### Your objective
Output every entry exactly as written, skipping any pictures.
==== The input ====
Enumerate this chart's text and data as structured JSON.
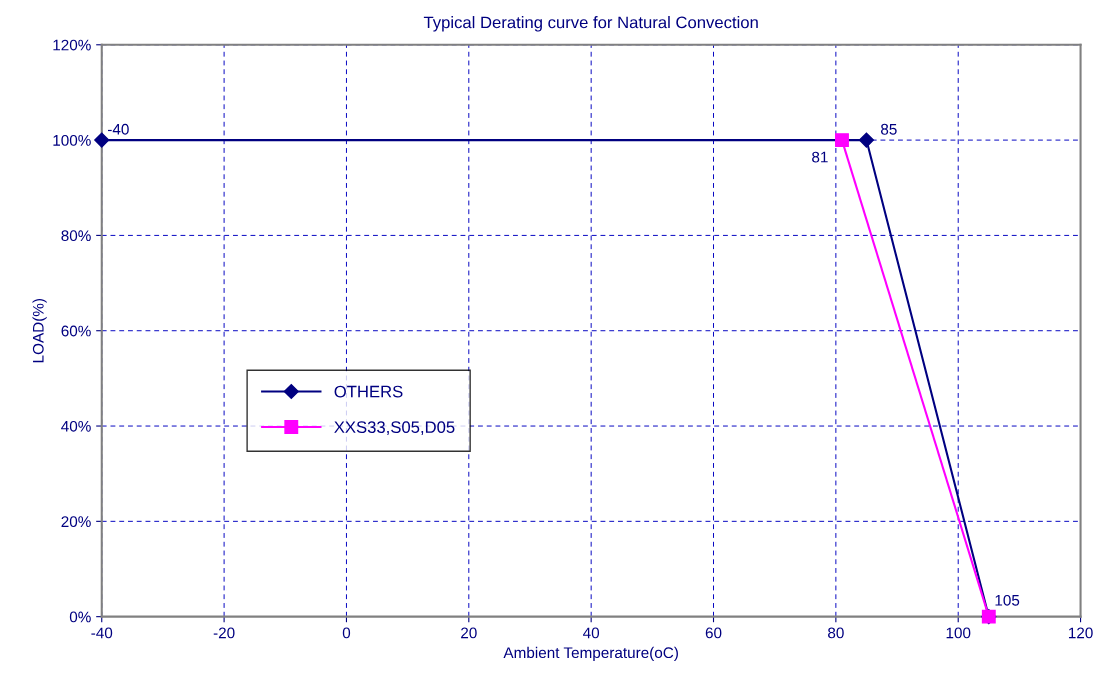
{
  "chart_data": {
    "type": "line",
    "title": "Typical Derating curve for Natural Convection",
    "xlabel": "Ambient Temperature(oC)",
    "ylabel": "LOAD(%)",
    "series": [
      {
        "name": "OTHERS",
        "color": "#000080",
        "x": [
          -40,
          85,
          105
        ],
        "values": [
          100,
          100,
          0
        ],
        "marker": "diamond"
      },
      {
        "name": "XXS33,S05,D05",
        "color": "#ff00ff",
        "x": [
          81,
          105
        ],
        "values": [
          100,
          0
        ],
        "marker": "square"
      }
    ],
    "annotations": [
      {
        "text": "-40",
        "x": -40,
        "y": 100
      },
      {
        "text": "85",
        "x": 85,
        "y": 100
      },
      {
        "text": "81",
        "x": 81,
        "y": 100
      },
      {
        "text": "105",
        "x": 105,
        "y": 0
      }
    ],
    "xlim": [
      -40,
      120
    ],
    "xticks": [
      -40,
      -20,
      0,
      20,
      40,
      60,
      80,
      100,
      120
    ],
    "ylim": [
      0,
      120
    ],
    "yticks": [
      {
        "value": 0,
        "label": "0%"
      },
      {
        "value": 20,
        "label": "20%"
      },
      {
        "value": 40,
        "label": "40%"
      },
      {
        "value": 60,
        "label": "60%"
      },
      {
        "value": 80,
        "label": "80%"
      },
      {
        "value": 100,
        "label": "100%"
      },
      {
        "value": 120,
        "label": "120%"
      }
    ],
    "grid": true,
    "line_style": "solid",
    "legend": "center left"
  }
}
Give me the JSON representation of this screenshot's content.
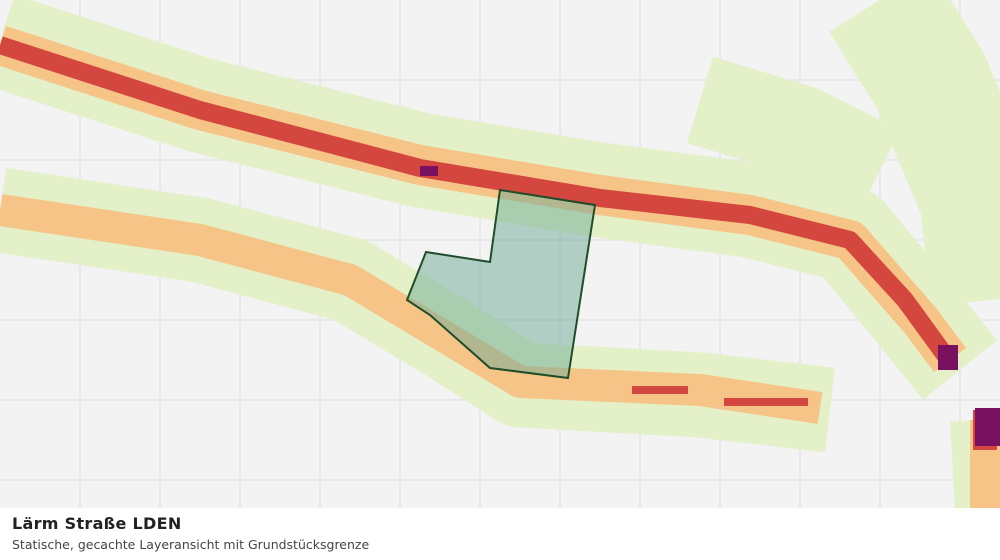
====
### Answer for the task
Enumerate this chart's text and data as structured JSON.
{
  "chart_data": {
    "type": "line",
    "title": "Typical Derating curve for Natural Convection",
    "xlabel": "Ambient Temperature(oC)",
    "ylabel": "LOAD(%)",
    "series": [
      {
        "name": "OTHERS",
        "color": "#000080",
        "x": [
          -40,
          85,
          105
        ],
        "values": [
          100,
          100,
          0
        ],
        "marker": "diamond"
      },
      {
        "name": "XXS33,S05,D05",
        "color": "#ff00ff",
        "x": [
          81,
          105
        ],
        "values": [
          100,
          0
        ],
        "marker": "square"
      }
    ],
    "annotations": [
      {
        "text": "-40",
        "x": -40,
        "y": 100
      },
      {
        "text": "85",
        "x": 85,
        "y": 100
      },
      {
        "text": "81",
        "x": 81,
        "y": 100
      },
      {
        "text": "105",
        "x": 105,
        "y": 0
      }
    ],
    "xlim": [
      -40,
      120
    ],
    "xticks": [
      -40,
      -20,
      0,
      20,
      40,
      60,
      80,
      100,
      120
    ],
    "ylim": [
      0,
      120
    ],
    "yticks": [
      {
        "value": 0,
        "label": "0%"
      },
      {
        "value": 20,
        "label": "20%"
      },
      {
        "value": 40,
        "label": "40%"
      },
      {
        "value": 60,
        "label": "60%"
      },
      {
        "value": 80,
        "label": "80%"
      },
      {
        "value": 100,
        "label": "100%"
      },
      {
        "value": 120,
        "label": "120%"
      }
    ],
    "grid": true,
    "line_style": "solid",
    "legend": "center left"
  }
}
Give me the JSON representation of this screenshot's content.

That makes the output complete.